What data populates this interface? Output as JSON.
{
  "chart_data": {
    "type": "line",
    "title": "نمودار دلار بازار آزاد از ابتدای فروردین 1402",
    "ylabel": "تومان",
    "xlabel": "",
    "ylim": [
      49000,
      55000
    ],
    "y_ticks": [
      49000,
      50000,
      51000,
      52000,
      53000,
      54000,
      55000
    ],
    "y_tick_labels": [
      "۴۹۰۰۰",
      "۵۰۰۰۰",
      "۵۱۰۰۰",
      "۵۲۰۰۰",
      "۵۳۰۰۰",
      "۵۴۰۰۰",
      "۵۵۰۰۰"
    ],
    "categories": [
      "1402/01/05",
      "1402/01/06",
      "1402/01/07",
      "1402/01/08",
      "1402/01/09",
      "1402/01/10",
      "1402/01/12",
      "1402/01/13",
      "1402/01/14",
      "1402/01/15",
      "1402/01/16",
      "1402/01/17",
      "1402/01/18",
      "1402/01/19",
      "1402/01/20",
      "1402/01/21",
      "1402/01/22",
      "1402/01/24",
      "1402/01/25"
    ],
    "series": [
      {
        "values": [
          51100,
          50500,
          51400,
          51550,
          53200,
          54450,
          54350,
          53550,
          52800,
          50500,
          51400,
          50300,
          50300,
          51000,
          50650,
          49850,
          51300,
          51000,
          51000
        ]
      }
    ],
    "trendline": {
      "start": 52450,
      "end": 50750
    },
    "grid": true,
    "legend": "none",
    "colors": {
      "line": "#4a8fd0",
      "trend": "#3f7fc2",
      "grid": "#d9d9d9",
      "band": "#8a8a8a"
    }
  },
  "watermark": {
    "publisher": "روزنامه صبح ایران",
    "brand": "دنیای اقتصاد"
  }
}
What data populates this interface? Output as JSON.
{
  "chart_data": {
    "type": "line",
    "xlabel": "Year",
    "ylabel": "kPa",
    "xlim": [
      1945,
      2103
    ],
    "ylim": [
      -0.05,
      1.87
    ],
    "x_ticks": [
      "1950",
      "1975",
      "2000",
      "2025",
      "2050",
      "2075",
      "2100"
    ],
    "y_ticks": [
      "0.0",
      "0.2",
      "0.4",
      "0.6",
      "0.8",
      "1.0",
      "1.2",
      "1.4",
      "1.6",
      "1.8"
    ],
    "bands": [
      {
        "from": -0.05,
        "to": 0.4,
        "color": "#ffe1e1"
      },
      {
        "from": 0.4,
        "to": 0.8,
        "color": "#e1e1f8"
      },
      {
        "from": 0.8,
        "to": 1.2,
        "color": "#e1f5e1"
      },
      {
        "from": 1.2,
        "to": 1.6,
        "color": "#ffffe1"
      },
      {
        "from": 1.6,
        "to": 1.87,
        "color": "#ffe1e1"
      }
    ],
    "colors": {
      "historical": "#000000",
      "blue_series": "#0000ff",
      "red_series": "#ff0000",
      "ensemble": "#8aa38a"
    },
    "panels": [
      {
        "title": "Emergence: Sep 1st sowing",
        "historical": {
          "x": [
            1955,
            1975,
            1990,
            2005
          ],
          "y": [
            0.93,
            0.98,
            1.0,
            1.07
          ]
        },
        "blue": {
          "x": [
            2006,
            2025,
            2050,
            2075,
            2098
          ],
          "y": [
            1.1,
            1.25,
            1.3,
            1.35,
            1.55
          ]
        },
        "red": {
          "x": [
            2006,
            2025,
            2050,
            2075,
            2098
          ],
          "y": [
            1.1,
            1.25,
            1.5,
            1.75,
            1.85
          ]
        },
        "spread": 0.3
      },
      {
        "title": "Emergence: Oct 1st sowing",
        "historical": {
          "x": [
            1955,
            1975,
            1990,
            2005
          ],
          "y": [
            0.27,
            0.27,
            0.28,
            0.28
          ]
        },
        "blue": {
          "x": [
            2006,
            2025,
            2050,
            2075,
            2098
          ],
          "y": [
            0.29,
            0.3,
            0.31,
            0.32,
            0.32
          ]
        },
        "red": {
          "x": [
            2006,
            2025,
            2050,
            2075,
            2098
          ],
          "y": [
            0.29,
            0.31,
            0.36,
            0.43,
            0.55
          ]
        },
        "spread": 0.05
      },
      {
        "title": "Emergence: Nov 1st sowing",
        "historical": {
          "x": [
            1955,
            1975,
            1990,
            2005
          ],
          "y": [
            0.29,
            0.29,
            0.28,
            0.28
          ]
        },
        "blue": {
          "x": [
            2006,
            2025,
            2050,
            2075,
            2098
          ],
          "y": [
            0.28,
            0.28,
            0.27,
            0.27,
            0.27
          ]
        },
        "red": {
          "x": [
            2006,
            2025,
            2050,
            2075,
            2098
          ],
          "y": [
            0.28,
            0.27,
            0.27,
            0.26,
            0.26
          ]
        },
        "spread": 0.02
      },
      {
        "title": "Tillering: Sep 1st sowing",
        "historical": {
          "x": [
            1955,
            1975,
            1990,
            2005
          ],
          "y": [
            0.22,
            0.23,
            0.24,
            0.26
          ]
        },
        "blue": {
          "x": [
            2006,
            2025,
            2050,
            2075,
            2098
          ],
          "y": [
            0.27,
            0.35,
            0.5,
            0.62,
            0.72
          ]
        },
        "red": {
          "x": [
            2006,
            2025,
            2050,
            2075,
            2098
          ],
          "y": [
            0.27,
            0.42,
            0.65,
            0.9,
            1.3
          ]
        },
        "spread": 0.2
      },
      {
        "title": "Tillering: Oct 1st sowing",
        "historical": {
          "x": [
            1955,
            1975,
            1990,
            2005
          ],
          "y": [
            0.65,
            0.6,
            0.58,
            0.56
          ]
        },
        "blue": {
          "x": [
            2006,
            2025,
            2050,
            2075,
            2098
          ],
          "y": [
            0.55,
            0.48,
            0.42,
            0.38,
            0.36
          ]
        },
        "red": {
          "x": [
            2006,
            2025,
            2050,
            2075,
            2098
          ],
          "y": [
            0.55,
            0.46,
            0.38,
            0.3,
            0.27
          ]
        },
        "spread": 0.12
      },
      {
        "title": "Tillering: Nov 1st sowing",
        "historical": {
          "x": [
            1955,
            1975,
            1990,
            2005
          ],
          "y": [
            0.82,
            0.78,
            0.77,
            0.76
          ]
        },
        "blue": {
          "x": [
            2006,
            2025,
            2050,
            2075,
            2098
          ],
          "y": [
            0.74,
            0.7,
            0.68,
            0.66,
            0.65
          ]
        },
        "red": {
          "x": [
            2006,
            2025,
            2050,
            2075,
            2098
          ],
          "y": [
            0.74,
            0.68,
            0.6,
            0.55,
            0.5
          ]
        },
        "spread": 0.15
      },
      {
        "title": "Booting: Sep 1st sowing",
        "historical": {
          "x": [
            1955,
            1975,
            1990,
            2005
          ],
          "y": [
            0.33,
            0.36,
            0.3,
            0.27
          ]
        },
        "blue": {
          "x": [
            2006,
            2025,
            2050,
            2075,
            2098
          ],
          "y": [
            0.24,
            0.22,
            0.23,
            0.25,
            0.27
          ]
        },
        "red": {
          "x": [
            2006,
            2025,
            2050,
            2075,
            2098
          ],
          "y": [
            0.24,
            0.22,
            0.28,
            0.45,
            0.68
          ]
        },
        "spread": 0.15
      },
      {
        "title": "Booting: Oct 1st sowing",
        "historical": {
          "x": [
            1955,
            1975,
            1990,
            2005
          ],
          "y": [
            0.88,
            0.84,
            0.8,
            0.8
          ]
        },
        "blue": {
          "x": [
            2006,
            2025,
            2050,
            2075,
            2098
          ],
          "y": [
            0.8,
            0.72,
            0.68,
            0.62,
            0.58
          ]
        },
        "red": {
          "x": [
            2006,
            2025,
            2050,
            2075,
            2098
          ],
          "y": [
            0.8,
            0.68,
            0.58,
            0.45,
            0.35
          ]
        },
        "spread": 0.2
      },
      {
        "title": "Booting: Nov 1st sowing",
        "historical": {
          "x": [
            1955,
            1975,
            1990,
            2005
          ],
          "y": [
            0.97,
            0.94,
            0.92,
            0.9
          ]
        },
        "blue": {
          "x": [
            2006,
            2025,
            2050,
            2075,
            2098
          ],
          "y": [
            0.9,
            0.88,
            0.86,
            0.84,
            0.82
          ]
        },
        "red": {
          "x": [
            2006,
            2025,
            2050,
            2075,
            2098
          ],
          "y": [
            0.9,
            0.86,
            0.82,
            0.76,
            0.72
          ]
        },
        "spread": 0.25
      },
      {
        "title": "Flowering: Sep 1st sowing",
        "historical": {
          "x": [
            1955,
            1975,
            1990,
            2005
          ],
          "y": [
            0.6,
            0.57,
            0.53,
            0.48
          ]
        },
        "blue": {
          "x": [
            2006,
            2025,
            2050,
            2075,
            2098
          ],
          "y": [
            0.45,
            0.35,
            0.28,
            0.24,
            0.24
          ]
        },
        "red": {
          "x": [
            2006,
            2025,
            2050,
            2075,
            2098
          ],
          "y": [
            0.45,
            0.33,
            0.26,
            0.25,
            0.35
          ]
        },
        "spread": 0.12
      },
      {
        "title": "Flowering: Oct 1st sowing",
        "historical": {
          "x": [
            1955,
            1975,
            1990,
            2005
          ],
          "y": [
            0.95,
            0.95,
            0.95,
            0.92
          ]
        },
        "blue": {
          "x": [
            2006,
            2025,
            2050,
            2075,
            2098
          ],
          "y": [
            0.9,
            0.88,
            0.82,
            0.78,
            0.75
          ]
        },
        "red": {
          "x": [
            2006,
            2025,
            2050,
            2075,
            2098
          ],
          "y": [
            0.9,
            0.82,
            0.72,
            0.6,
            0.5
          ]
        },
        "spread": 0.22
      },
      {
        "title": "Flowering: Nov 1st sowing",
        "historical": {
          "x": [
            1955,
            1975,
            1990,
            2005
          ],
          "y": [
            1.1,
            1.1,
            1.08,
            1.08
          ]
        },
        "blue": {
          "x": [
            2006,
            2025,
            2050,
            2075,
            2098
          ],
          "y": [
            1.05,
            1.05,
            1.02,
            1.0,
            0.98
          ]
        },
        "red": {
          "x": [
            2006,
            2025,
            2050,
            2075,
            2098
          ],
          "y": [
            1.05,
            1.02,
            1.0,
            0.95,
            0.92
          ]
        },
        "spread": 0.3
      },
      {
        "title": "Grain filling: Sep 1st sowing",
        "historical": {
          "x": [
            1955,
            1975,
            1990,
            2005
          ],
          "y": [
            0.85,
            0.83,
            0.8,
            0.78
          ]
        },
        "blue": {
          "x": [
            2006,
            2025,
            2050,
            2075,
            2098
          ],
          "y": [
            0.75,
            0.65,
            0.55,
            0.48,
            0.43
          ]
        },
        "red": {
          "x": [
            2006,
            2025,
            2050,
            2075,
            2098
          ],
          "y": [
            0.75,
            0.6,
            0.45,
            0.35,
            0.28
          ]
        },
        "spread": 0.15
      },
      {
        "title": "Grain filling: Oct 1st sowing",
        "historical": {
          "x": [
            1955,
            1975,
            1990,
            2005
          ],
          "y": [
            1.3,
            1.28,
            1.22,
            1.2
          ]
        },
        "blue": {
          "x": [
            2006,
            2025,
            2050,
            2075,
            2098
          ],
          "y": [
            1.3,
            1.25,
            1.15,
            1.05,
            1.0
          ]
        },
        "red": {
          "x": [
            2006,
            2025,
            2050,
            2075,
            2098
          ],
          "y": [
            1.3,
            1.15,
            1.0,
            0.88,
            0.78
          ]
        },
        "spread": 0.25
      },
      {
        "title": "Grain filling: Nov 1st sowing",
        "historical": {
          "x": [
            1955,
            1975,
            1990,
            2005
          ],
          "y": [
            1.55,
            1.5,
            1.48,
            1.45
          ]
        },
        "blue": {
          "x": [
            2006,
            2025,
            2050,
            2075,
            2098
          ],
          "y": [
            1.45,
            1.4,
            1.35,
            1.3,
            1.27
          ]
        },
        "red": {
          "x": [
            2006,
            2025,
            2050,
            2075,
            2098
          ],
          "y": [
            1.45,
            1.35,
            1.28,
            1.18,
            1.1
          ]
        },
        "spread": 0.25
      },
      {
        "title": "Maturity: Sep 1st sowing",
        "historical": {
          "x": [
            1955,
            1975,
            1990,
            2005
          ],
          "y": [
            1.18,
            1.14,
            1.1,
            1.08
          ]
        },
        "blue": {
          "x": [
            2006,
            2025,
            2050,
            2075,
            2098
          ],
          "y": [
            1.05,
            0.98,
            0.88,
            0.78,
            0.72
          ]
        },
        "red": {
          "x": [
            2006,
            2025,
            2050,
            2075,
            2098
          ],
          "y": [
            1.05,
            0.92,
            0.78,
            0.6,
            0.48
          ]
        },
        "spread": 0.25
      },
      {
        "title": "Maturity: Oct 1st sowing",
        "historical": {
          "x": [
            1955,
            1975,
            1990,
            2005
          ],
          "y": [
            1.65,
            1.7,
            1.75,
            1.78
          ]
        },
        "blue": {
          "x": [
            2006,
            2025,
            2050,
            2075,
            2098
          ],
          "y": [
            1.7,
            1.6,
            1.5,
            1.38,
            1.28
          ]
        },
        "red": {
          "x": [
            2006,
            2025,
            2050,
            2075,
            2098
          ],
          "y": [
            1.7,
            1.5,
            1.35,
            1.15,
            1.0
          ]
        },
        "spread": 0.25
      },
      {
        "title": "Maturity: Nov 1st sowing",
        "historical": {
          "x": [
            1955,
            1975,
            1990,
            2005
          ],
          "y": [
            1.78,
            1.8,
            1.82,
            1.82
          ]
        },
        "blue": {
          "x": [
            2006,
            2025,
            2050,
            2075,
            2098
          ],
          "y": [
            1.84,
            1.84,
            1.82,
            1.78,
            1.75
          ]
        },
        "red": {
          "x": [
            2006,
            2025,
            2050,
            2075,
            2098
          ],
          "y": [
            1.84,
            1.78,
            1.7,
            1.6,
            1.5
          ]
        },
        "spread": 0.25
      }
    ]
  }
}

### SET PROBLEM
List the lines that contain the word "from".

### SOLUTION
        "from": -0.05,
        "from": 0.4,
        "from": 0.8,
        "from": 1.2,
        "from": 1.6,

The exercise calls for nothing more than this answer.